▶ **Task directions**:
Give, as a bare number, the count of lines that contain the word "name".

▶ **Recorded data**:
.....
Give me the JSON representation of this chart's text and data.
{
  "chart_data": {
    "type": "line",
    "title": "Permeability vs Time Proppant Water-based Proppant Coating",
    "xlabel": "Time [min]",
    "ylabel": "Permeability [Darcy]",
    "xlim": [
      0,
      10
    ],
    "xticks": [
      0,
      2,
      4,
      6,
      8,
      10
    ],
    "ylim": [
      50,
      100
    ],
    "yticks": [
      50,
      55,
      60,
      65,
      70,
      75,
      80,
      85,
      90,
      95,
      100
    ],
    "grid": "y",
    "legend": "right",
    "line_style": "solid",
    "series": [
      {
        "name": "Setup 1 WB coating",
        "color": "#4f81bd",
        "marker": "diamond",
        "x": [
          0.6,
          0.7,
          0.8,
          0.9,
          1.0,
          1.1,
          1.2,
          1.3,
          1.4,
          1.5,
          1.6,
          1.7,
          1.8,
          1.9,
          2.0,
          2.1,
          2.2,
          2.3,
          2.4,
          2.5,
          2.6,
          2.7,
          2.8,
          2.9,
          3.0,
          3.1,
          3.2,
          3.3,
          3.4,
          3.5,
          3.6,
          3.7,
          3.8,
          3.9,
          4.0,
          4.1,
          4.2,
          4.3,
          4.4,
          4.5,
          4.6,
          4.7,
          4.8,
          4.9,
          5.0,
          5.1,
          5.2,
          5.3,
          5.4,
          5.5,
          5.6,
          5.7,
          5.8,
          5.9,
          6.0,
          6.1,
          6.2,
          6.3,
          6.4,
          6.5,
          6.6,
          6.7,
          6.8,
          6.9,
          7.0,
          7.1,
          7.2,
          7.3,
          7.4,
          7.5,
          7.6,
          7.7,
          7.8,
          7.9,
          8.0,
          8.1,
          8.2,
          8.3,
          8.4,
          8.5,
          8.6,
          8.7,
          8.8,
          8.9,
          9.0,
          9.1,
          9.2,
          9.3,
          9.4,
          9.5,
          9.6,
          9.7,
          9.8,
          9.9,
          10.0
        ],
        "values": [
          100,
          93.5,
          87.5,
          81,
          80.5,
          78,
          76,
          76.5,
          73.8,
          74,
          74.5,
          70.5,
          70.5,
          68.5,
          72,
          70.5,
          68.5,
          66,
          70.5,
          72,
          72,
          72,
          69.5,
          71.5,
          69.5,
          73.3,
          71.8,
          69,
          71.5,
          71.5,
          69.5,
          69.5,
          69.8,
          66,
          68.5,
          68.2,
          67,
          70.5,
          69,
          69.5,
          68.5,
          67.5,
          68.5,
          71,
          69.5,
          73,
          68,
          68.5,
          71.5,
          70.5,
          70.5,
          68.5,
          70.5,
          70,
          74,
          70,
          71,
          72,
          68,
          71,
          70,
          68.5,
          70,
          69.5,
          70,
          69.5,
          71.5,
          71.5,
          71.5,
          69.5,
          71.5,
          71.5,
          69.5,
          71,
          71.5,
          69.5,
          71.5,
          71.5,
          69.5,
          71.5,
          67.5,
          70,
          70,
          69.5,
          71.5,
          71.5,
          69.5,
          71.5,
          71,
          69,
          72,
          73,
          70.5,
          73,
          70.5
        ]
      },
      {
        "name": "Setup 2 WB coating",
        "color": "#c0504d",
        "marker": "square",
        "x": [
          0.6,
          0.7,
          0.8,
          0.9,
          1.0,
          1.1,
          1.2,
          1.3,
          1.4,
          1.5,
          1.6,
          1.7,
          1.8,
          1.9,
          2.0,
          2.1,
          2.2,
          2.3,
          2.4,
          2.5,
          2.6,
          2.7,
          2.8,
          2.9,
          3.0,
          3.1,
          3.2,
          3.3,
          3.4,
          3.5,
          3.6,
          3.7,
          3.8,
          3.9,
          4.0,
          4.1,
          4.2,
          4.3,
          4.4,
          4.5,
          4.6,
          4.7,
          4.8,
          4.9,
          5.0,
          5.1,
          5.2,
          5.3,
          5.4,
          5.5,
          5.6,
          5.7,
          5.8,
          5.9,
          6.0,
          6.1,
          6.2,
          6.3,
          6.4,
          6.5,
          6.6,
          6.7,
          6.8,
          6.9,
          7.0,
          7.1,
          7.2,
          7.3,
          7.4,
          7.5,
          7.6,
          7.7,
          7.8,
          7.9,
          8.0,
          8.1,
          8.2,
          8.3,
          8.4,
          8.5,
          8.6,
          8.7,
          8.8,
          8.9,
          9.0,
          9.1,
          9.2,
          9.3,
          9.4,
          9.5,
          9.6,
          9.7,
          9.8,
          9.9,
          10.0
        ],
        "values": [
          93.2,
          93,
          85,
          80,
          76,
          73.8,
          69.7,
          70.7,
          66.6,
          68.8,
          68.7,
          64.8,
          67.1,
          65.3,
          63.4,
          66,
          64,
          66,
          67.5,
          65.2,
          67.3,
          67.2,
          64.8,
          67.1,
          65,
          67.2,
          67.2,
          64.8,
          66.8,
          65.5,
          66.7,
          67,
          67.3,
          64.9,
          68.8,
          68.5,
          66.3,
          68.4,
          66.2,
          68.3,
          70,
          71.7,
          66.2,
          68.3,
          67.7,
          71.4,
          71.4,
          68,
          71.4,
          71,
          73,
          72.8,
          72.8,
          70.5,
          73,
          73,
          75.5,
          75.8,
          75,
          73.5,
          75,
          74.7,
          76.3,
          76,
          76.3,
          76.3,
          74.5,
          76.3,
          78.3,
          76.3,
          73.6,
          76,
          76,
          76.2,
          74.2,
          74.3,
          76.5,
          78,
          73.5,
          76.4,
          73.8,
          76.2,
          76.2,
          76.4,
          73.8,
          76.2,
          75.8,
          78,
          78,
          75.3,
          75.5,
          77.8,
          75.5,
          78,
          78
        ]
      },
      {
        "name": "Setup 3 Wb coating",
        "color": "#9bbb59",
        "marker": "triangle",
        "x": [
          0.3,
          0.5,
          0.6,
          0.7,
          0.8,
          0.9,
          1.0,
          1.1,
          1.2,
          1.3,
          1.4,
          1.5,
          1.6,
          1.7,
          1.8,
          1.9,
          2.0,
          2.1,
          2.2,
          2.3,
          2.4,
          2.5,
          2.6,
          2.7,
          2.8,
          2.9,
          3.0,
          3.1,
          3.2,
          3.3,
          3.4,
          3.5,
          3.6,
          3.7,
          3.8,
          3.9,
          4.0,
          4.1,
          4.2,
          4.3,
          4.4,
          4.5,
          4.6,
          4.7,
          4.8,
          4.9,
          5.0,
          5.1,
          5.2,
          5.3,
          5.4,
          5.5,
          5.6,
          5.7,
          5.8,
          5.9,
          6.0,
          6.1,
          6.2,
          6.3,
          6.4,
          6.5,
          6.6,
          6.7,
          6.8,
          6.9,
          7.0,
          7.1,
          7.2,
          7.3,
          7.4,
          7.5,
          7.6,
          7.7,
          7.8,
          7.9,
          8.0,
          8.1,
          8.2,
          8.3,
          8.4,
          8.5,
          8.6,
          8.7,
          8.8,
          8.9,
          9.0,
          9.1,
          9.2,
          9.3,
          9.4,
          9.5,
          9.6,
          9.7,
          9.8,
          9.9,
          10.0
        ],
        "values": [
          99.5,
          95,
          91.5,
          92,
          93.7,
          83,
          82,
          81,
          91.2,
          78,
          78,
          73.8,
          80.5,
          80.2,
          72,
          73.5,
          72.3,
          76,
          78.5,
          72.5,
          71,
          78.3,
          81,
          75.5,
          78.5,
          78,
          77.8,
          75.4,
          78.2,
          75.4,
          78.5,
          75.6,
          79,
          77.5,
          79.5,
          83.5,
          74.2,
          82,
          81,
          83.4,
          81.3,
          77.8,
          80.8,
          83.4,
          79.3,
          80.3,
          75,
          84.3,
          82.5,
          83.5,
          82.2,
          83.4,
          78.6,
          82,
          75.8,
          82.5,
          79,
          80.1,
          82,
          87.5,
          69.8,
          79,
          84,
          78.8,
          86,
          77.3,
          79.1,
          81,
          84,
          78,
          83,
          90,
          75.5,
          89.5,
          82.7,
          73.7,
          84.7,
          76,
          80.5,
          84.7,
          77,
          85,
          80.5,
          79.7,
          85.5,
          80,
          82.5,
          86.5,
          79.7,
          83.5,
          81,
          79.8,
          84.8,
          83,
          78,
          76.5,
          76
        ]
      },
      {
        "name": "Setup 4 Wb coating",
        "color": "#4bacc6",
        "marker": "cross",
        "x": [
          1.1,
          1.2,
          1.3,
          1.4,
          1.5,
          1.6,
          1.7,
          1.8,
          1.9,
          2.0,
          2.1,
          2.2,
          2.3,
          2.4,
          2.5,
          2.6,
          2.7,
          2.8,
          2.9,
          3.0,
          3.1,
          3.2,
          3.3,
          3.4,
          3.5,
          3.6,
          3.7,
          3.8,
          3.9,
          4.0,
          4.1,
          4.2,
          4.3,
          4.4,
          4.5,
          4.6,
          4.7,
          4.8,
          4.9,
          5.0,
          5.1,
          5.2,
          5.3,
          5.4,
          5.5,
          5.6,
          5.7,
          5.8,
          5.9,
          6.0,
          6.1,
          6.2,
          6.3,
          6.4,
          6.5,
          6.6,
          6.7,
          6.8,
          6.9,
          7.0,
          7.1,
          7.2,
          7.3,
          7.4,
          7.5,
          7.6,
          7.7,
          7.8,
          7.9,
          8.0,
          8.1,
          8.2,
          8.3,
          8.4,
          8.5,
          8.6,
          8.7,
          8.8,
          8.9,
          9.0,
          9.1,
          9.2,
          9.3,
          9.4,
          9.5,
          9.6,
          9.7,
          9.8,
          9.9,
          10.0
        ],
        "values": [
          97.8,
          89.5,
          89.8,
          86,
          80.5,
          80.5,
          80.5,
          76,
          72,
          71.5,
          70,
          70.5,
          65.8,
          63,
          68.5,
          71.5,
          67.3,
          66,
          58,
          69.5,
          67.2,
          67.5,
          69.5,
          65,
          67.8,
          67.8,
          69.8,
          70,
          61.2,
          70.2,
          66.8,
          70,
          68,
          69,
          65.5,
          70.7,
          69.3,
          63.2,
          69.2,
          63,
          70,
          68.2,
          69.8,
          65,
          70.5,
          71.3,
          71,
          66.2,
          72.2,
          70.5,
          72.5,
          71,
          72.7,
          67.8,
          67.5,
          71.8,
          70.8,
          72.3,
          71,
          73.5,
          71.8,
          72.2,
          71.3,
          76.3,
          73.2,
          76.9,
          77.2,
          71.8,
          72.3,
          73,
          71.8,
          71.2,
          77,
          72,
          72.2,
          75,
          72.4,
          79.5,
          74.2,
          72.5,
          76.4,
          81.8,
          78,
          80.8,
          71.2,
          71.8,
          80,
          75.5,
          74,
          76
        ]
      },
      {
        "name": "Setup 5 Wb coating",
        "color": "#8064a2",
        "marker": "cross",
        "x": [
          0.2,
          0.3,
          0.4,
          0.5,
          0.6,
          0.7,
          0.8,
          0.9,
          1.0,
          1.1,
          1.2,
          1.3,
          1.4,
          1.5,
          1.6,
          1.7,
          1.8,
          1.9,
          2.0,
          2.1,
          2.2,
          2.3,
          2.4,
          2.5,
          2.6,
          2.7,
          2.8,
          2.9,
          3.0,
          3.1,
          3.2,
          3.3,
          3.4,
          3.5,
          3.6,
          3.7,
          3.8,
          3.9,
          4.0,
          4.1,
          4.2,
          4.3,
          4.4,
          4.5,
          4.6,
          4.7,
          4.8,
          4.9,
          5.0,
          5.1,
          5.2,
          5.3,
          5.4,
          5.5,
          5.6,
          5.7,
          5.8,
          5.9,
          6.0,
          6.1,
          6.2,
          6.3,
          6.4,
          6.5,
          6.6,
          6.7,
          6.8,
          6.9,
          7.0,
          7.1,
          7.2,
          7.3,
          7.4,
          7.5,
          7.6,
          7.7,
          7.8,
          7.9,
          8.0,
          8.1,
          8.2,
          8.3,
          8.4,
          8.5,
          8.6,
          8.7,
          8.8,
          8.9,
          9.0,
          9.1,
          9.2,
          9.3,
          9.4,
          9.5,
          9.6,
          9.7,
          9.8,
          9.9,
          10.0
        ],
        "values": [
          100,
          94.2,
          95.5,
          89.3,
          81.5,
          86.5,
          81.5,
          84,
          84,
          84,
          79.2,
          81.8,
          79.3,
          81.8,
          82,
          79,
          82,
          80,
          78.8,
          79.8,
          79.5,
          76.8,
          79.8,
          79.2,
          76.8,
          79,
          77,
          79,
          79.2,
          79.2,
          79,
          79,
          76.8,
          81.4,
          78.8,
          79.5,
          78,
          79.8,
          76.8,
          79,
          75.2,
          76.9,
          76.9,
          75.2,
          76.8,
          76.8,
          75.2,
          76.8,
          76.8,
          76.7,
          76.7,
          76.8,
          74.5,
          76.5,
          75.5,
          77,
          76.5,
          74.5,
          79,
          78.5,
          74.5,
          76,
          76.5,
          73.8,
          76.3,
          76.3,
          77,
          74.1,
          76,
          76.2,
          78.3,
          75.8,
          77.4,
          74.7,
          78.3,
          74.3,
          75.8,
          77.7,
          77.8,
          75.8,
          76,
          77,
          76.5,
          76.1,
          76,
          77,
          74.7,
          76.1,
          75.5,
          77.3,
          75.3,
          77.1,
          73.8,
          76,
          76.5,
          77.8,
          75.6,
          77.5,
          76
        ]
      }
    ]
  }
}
.....
▶ **Full solution**:
5